**GIVEN EXERCISE:** Collect the lines of the entries where "Hiring" shows up.

[Extracted records]
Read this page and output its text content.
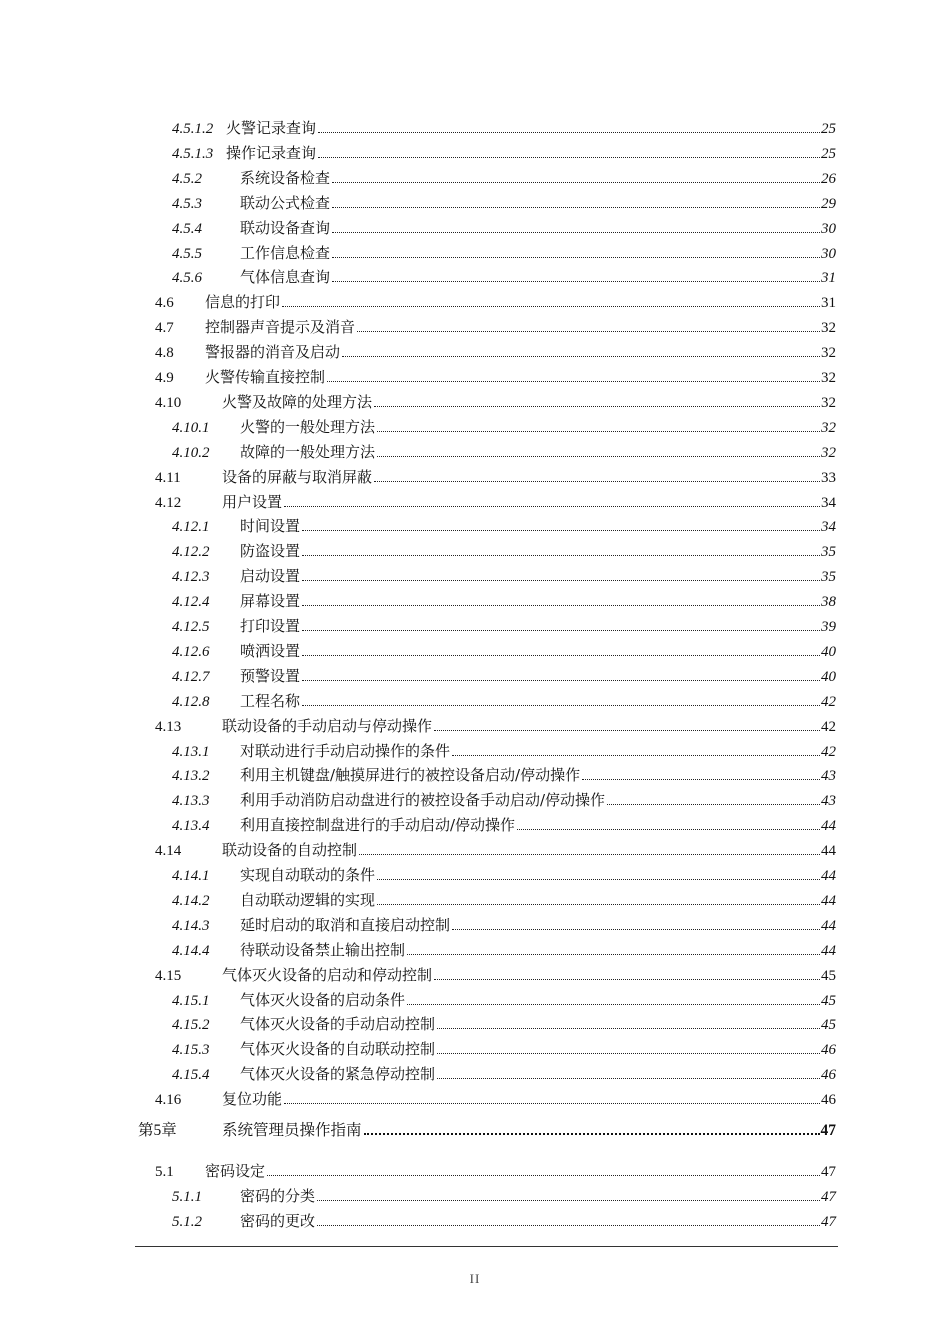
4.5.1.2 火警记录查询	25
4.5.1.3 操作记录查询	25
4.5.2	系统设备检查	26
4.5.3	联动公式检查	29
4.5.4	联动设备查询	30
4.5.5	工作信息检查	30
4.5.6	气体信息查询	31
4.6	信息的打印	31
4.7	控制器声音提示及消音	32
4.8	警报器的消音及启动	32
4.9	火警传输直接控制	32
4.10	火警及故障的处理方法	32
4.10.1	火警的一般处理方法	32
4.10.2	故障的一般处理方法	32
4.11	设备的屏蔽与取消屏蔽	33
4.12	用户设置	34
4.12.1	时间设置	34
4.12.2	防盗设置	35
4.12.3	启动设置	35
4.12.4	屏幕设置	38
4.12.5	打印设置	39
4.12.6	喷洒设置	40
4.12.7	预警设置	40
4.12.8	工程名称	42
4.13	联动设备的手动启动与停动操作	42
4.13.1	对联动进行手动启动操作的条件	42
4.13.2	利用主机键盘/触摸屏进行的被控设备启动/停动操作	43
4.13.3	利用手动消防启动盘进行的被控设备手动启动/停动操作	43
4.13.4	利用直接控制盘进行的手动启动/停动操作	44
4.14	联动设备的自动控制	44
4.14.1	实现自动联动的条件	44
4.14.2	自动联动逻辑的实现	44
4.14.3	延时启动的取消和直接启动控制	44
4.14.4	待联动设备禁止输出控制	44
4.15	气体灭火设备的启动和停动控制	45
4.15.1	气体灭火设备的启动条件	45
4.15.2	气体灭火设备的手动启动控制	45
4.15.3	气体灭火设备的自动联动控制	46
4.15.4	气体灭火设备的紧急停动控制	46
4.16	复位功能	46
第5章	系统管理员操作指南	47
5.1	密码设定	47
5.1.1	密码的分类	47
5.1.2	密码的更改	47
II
* * *
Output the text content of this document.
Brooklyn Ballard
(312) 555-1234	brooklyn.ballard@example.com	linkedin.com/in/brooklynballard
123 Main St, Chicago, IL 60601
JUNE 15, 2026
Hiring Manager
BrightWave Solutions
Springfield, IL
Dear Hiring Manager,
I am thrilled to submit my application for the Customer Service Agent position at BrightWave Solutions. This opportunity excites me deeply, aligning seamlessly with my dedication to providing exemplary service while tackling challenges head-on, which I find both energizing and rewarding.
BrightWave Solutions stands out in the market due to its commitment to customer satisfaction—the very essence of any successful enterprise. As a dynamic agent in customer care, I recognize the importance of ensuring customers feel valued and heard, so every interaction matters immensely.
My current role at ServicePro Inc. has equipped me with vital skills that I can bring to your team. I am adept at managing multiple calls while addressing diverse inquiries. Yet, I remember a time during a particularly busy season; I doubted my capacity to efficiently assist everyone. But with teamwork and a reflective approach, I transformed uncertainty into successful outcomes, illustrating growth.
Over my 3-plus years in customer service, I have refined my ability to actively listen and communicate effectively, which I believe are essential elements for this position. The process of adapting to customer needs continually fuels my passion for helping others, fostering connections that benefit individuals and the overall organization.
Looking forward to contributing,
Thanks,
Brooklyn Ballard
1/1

**SOLUTION FOR THIS EXERCISE:**
Hiring Manager
Dear Hiring Manager,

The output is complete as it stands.